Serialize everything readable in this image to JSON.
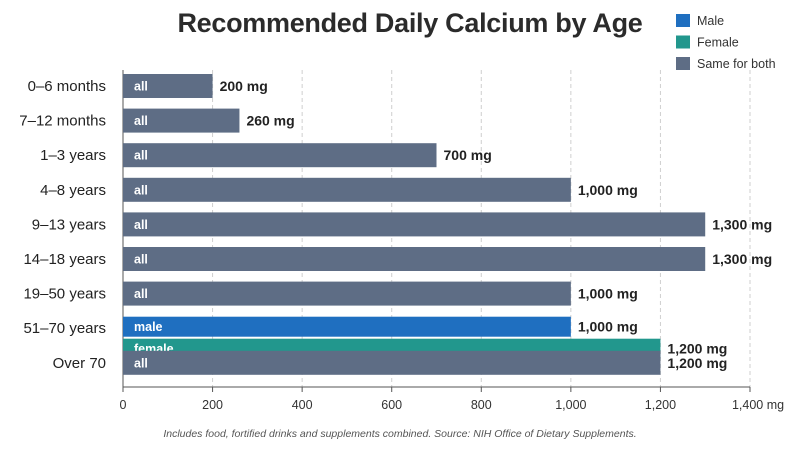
{
  "chart_data": {
    "type": "bar",
    "orientation": "horizontal",
    "title": "Recommended Daily Calcium by Age",
    "xlabel": "",
    "ylabel": "",
    "unit": "mg",
    "xlim": [
      0,
      1400
    ],
    "x_ticks": [
      "0",
      "200",
      "400",
      "600",
      "800",
      "1,000",
      "1,200",
      "1,400 mg"
    ],
    "grid": "vertical dashed",
    "legend_position": "top-right",
    "legend": [
      {
        "label": "Male",
        "color": "#1f6fc0"
      },
      {
        "label": "Female",
        "color": "#22978d"
      },
      {
        "label": "Same for both",
        "color": "#5e6d85"
      }
    ],
    "categories": [
      "0–6 months",
      "7–12 months",
      "1–3 years",
      "4–8 years",
      "9–13 years",
      "14–18 years",
      "19–50 years",
      "51–70 years",
      "Over 70"
    ],
    "bars": [
      {
        "category": "0–6 months",
        "group": "Same for both",
        "bar_label": "all",
        "value": 200,
        "value_label": "200 mg"
      },
      {
        "category": "7–12 months",
        "group": "Same for both",
        "bar_label": "all",
        "value": 260,
        "value_label": "260 mg"
      },
      {
        "category": "1–3 years",
        "group": "Same for both",
        "bar_label": "all",
        "value": 700,
        "value_label": "700 mg"
      },
      {
        "category": "4–8 years",
        "group": "Same for both",
        "bar_label": "all",
        "value": 1000,
        "value_label": "1,000 mg"
      },
      {
        "category": "9–13 years",
        "group": "Same for both",
        "bar_label": "all",
        "value": 1300,
        "value_label": "1,300 mg"
      },
      {
        "category": "14–18 years",
        "group": "Same for both",
        "bar_label": "all",
        "value": 1300,
        "value_label": "1,300 mg"
      },
      {
        "category": "19–50 years",
        "group": "Same for both",
        "bar_label": "all",
        "value": 1000,
        "value_label": "1,000 mg"
      },
      {
        "category": "51–70 years",
        "group": "Male",
        "bar_label": "male",
        "value": 1000,
        "value_label": "1,000 mg"
      },
      {
        "category": "51–70 years",
        "group": "Female",
        "bar_label": "female",
        "value": 1200,
        "value_label": "1,200 mg"
      },
      {
        "category": "Over 70",
        "group": "Same for both",
        "bar_label": "all",
        "value": 1200,
        "value_label": "1,200 mg"
      }
    ]
  },
  "footnote": "Includes food, fortified drinks and supplements combined. Source: NIH Office of Dietary Supplements."
}
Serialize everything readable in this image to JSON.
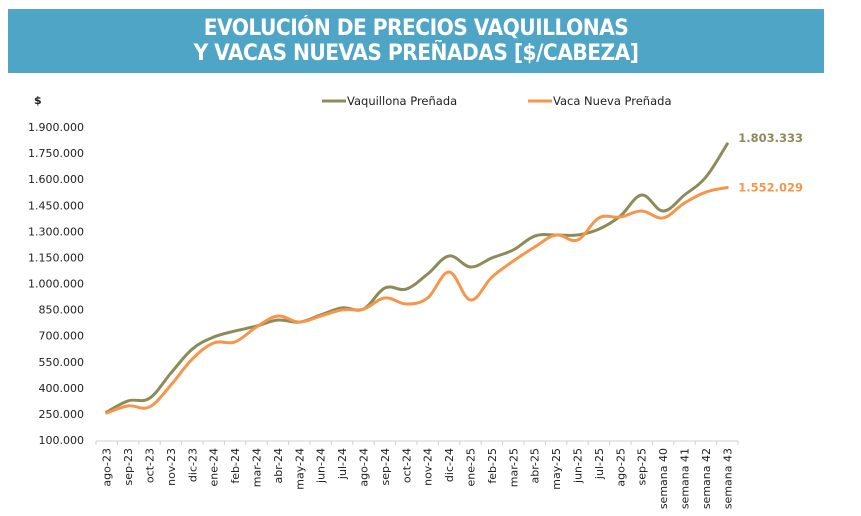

*****

**Exercise task**
Make an exact copy of the whole listing, but don't bring over any pictures.

**Written solution**
Serialize everything readable in this image to JSON.
{
  "chart_data": {
    "type": "bar",
    "orientation": "horizontal",
    "title": "Recommended Daily Calcium by Age",
    "xlabel": "",
    "ylabel": "",
    "unit": "mg",
    "xlim": [
      0,
      1400
    ],
    "x_ticks": [
      "0",
      "200",
      "400",
      "600",
      "800",
      "1,000",
      "1,200",
      "1,400 mg"
    ],
    "grid": "vertical dashed",
    "legend_position": "top-right",
    "legend": [
      {
        "label": "Male",
        "color": "#1f6fc0"
      },
      {
        "label": "Female",
        "color": "#22978d"
      },
      {
        "label": "Same for both",
        "color": "#5e6d85"
      }
    ],
    "categories": [
      "0–6 months",
      "7–12 months",
      "1–3 years",
      "4–8 years",
      "9–13 years",
      "14–18 years",
      "19–50 years",
      "51–70 years",
      "Over 70"
    ],
    "bars": [
      {
        "category": "0–6 months",
        "group": "Same for both",
        "bar_label": "all",
        "value": 200,
        "value_label": "200 mg"
      },
      {
        "category": "7–12 months",
        "group": "Same for both",
        "bar_label": "all",
        "value": 260,
        "value_label": "260 mg"
      },
      {
        "category": "1–3 years",
        "group": "Same for both",
        "bar_label": "all",
        "value": 700,
        "value_label": "700 mg"
      },
      {
        "category": "4–8 years",
        "group": "Same for both",
        "bar_label": "all",
        "value": 1000,
        "value_label": "1,000 mg"
      },
      {
        "category": "9–13 years",
        "group": "Same for both",
        "bar_label": "all",
        "value": 1300,
        "value_label": "1,300 mg"
      },
      {
        "category": "14–18 years",
        "group": "Same for both",
        "bar_label": "all",
        "value": 1300,
        "value_label": "1,300 mg"
      },
      {
        "category": "19–50 years",
        "group": "Same for both",
        "bar_label": "all",
        "value": 1000,
        "value_label": "1,000 mg"
      },
      {
        "category": "51–70 years",
        "group": "Male",
        "bar_label": "male",
        "value": 1000,
        "value_label": "1,000 mg"
      },
      {
        "category": "51–70 years",
        "group": "Female",
        "bar_label": "female",
        "value": 1200,
        "value_label": "1,200 mg"
      },
      {
        "category": "Over 70",
        "group": "Same for both",
        "bar_label": "all",
        "value": 1200,
        "value_label": "1,200 mg"
      }
    ]
  },
  "footnote": "Includes food, fortified drinks and supplements combined. Source: NIH Office of Dietary Supplements."
}
Serialize everything readable in this image to JSON.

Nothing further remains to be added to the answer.